PROBLEM TO SOLVE: Pull each line holding the word "течение" from the data.

GIVEN DATA:

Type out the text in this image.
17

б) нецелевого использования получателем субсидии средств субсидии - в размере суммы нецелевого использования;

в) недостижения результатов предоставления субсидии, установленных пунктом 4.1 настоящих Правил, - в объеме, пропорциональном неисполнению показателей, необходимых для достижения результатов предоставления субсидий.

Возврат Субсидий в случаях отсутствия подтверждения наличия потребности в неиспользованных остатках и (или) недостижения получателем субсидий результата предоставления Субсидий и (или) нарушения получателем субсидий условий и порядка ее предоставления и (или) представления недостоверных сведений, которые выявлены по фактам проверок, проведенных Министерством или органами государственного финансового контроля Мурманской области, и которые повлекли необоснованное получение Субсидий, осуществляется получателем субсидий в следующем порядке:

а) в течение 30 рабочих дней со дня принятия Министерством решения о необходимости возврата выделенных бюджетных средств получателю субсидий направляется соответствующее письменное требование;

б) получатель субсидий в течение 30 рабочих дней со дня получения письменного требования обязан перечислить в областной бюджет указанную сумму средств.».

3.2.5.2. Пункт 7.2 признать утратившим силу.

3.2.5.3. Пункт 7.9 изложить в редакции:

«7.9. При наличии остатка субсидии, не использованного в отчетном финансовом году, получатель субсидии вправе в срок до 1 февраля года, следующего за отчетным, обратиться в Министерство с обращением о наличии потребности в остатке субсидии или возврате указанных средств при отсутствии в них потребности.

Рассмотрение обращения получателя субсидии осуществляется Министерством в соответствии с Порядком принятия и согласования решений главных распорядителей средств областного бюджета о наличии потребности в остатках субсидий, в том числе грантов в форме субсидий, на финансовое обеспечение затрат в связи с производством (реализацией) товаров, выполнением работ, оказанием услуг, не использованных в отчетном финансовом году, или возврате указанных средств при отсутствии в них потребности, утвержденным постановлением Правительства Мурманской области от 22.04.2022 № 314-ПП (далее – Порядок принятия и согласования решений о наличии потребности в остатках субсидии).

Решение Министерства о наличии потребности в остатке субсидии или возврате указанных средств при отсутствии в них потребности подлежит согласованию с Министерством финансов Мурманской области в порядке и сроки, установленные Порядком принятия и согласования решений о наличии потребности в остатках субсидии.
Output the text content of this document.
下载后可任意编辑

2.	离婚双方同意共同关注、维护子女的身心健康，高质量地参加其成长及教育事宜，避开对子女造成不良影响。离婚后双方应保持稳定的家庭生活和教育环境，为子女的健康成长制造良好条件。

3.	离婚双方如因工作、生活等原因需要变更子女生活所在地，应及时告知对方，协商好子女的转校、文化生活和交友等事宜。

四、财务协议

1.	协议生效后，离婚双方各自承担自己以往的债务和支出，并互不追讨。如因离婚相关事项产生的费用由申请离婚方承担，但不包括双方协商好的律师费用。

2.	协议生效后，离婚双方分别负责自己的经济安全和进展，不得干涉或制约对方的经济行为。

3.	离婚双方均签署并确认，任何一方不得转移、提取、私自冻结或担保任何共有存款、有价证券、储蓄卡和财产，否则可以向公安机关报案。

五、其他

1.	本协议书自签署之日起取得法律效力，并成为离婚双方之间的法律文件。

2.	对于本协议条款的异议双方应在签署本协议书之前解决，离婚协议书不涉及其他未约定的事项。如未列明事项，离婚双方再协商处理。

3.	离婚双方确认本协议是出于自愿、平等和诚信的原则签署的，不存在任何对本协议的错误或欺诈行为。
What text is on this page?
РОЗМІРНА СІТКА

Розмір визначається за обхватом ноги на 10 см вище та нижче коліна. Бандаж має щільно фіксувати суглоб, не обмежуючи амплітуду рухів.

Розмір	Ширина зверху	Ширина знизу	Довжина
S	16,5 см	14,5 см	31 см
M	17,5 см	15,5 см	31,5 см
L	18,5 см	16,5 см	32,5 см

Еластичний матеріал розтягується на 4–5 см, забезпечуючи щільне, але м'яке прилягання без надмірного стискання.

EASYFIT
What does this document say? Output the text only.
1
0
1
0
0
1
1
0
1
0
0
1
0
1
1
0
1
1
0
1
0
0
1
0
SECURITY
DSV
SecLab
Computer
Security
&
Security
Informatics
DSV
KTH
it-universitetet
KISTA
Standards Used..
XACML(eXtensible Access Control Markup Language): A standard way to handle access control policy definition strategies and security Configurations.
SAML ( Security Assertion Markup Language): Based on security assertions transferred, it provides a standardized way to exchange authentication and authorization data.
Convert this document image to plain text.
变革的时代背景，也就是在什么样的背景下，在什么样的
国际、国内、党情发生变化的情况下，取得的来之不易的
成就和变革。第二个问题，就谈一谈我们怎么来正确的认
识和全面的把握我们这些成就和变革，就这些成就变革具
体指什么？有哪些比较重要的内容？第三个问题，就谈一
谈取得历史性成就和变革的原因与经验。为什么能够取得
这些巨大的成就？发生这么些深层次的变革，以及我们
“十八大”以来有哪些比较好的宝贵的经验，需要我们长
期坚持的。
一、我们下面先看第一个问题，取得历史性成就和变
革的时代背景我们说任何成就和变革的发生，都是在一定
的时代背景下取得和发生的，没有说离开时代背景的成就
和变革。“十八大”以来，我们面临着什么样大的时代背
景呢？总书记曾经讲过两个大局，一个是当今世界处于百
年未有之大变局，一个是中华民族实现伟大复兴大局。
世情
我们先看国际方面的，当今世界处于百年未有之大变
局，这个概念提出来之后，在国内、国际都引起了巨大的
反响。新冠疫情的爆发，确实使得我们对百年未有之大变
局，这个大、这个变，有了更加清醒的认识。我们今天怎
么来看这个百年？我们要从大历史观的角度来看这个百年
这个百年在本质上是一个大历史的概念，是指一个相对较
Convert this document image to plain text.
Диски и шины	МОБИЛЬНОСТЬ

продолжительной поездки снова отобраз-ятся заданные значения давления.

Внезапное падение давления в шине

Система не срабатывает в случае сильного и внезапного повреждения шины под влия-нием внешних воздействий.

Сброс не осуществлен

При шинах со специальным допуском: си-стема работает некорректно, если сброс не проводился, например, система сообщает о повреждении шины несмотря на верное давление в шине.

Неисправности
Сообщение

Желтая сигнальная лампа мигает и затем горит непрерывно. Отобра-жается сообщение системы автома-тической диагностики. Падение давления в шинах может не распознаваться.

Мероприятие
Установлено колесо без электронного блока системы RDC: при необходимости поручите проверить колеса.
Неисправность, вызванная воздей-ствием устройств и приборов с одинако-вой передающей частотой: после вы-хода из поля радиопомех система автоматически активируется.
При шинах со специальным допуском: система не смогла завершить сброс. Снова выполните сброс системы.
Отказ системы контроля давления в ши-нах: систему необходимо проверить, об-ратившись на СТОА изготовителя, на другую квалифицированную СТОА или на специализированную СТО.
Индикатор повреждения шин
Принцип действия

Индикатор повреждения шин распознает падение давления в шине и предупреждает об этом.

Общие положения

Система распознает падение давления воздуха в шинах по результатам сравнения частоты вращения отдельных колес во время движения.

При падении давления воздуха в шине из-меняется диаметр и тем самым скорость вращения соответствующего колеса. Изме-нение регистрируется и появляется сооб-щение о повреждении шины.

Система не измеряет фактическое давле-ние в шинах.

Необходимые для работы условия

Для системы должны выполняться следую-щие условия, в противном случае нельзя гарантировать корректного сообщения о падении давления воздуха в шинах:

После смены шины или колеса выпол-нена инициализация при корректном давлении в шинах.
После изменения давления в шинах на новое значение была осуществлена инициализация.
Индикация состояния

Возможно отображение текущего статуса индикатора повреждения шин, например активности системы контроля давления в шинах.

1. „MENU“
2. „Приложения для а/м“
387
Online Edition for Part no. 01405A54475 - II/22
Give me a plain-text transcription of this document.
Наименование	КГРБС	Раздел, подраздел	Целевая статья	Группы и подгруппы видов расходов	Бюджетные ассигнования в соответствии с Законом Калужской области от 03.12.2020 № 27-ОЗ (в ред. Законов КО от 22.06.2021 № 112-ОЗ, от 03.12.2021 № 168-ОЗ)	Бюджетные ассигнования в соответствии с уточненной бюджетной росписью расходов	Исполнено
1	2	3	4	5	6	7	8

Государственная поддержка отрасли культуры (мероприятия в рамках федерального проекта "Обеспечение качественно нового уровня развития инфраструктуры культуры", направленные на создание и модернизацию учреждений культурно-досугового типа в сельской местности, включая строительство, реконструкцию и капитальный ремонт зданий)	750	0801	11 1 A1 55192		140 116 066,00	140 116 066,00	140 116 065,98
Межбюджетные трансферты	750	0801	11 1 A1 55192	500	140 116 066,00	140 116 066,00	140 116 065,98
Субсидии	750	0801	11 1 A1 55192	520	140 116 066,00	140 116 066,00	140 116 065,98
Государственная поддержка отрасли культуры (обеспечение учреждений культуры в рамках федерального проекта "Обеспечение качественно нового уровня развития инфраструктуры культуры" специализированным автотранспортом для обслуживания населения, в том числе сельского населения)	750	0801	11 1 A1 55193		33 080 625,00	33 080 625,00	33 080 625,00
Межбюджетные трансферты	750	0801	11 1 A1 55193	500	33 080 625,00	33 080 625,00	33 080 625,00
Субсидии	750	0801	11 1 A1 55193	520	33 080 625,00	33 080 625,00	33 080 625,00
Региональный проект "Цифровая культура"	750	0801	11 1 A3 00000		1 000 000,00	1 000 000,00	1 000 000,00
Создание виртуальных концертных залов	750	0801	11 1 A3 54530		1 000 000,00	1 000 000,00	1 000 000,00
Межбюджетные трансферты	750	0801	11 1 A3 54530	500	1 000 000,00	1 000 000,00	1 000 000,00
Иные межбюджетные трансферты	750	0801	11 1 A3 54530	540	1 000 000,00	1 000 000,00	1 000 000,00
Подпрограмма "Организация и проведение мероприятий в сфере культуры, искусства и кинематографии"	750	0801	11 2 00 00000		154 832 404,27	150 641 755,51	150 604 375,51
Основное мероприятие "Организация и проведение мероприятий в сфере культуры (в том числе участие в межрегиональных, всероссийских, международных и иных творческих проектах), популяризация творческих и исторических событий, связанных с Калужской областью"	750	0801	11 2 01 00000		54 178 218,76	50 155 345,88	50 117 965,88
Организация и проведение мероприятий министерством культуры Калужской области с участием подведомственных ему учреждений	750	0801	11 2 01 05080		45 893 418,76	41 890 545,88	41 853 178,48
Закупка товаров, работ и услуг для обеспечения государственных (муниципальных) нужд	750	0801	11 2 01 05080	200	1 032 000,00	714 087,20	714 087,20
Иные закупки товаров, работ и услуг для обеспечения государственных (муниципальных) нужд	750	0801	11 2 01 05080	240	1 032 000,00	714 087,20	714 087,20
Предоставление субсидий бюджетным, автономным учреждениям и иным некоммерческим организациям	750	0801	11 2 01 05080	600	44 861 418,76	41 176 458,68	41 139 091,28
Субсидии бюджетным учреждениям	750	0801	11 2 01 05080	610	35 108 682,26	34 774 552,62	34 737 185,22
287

ANSWER TO THE TASK:
а) в течение 30 рабочих дней со дня принятия Министерством решения о необходимости возврата выделенных бюджетных средств получателю субсидий направляется соответствующее письменное требование;
б) получатель субсидий в течение 30 рабочих дней со дня получения письменного требования обязан перечислить в областной бюджет указанную сумму средств.».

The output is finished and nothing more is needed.